— EXTRACTED MATERIAL —
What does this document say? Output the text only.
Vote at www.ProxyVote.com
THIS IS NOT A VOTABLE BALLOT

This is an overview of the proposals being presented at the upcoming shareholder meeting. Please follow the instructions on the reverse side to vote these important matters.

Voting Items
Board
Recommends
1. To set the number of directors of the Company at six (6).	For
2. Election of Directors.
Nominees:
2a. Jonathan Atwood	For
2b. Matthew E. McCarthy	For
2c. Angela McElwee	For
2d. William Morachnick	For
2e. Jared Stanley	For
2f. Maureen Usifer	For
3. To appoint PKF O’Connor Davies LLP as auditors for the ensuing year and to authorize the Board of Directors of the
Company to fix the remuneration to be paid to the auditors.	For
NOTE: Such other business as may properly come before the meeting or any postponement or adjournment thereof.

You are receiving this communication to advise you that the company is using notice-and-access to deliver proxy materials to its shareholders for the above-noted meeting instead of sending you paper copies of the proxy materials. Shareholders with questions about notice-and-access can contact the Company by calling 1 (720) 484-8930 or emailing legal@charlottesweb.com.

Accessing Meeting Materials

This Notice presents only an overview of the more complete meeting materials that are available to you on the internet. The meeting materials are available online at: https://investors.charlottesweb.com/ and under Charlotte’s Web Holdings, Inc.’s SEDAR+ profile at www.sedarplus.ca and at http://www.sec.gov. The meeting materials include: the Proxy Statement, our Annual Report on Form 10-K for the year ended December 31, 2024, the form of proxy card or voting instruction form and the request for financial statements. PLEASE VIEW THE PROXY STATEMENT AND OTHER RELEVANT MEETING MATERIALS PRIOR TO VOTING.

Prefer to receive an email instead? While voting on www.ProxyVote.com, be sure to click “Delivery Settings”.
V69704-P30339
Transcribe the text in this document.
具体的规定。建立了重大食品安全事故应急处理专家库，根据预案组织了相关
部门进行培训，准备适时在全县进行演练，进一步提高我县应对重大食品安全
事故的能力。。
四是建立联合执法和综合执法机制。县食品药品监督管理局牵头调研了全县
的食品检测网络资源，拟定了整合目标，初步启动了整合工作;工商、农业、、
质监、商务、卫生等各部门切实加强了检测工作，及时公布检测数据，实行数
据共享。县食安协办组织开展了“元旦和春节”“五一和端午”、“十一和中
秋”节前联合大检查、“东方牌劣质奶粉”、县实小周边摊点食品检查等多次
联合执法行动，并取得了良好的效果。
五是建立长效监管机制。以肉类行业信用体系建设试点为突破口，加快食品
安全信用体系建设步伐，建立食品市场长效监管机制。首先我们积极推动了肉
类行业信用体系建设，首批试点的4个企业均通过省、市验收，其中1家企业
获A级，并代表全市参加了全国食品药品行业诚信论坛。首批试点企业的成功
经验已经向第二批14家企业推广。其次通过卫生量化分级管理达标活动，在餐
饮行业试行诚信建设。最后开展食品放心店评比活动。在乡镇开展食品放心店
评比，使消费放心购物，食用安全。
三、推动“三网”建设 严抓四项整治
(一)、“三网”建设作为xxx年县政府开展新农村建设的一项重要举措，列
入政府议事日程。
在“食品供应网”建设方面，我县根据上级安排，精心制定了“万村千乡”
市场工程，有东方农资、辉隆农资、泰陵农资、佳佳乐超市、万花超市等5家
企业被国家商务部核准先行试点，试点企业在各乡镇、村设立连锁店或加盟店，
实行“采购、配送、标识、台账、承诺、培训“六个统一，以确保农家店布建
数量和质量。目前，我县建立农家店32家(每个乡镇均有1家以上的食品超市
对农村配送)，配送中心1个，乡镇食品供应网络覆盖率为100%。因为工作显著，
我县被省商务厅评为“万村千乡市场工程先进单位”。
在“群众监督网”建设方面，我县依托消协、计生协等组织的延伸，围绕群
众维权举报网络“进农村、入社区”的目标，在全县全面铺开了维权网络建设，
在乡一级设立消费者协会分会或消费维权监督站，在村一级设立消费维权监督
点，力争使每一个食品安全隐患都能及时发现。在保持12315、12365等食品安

— STATED EXERCISE —
Output the records above in their entirety, exactly.

— RIGHT ANSWER —
What does this document say? Output the text only.
Vote at www.ProxyVote.com
THIS IS NOT A VOTABLE BALLOT

This is an overview of the proposals being presented at the upcoming shareholder meeting. Please follow the instructions on the reverse side to vote these important matters.

Voting Items
Board
Recommends
1. To set the number of directors of the Company at six (6).	For
2. Election of Directors.
Nominees:
2a. Jonathan Atwood	For
2b. Matthew E. McCarthy	For
2c. Angela McElwee	For
2d. William Morachnick	For
2e. Jared Stanley	For
2f. Maureen Usifer	For
3. To appoint PKF O’Connor Davies LLP as auditors for the ensuing year and to authorize the Board of Directors of the
Company to fix the remuneration to be paid to the auditors.	For
NOTE: Such other business as may properly come before the meeting or any postponement or adjournment thereof.

You are receiving this communication to advise you that the company is using notice-and-access to deliver proxy materials to its shareholders for the above-noted meeting instead of sending you paper copies of the proxy materials. Shareholders with questions about notice-and-access can contact the Company by calling 1 (720) 484-8930 or emailing legal@charlottesweb.com.

Accessing Meeting Materials

This Notice presents only an overview of the more complete meeting materials that are available to you on the internet. The meeting materials are available online at: https://investors.charlottesweb.com/ and under Charlotte’s Web Holdings, Inc.’s SEDAR+ profile at www.sedarplus.ca and at http://www.sec.gov. The meeting materials include: the Proxy Statement, our Annual Report on Form 10-K for the year ended December 31, 2024, the form of proxy card or voting instruction form and the request for financial statements. PLEASE VIEW THE PROXY STATEMENT AND OTHER RELEVANT MEETING MATERIALS PRIOR TO VOTING.

Prefer to receive an email instead? While voting on www.ProxyVote.com, be sure to click “Delivery Settings”.
V69704-P30339
Transcribe the text in this document.
具体的规定。建立了重大食品安全事故应急处理专家库，根据预案组织了相关
部门进行培训，准备适时在全县进行演练，进一步提高我县应对重大食品安全
事故的能力。。
四是建立联合执法和综合执法机制。县食品药品监督管理局牵头调研了全县
的食品检测网络资源，拟定了整合目标，初步启动了整合工作;工商、农业、、
质监、商务、卫生等各部门切实加强了检测工作，及时公布检测数据，实行数
据共享。县食安协办组织开展了“元旦和春节”“五一和端午”、“十一和中
秋”节前联合大检查、“东方牌劣质奶粉”、县实小周边摊点食品检查等多次
联合执法行动，并取得了良好的效果。
五是建立长效监管机制。以肉类行业信用体系建设试点为突破口，加快食品
安全信用体系建设步伐，建立食品市场长效监管机制。首先我们积极推动了肉
类行业信用体系建设，首批试点的4个企业均通过省、市验收，其中1家企业
获A级，并代表全市参加了全国食品药品行业诚信论坛。首批试点企业的成功
经验已经向第二批14家企业推广。其次通过卫生量化分级管理达标活动，在餐
饮行业试行诚信建设。最后开展食品放心店评比活动。在乡镇开展食品放心店
评比，使消费放心购物，食用安全。
三、推动“三网”建设 严抓四项整治
(一)、“三网”建设作为xxx年县政府开展新农村建设的一项重要举措，列
入政府议事日程。
在“食品供应网”建设方面，我县根据上级安排，精心制定了“万村千乡”
市场工程，有东方农资、辉隆农资、泰陵农资、佳佳乐超市、万花超市等5家
企业被国家商务部核准先行试点，试点企业在各乡镇、村设立连锁店或加盟店，
实行“采购、配送、标识、台账、承诺、培训“六个统一，以确保农家店布建
数量和质量。目前，我县建立农家店32家(每个乡镇均有1家以上的食品超市
对农村配送)，配送中心1个，乡镇食品供应网络覆盖率为100%。因为工作显著，
我县被省商务厅评为“万村千乡市场工程先进单位”。
在“群众监督网”建设方面，我县依托消协、计生协等组织的延伸，围绕群
众维权举报网络“进农村、入社区”的目标，在全县全面铺开了维权网络建设，
在乡一级设立消费者协会分会或消费维权监督站，在村一级设立消费维权监督
点，力争使每一个食品安全隐患都能及时发现。在保持12315、12365等食品安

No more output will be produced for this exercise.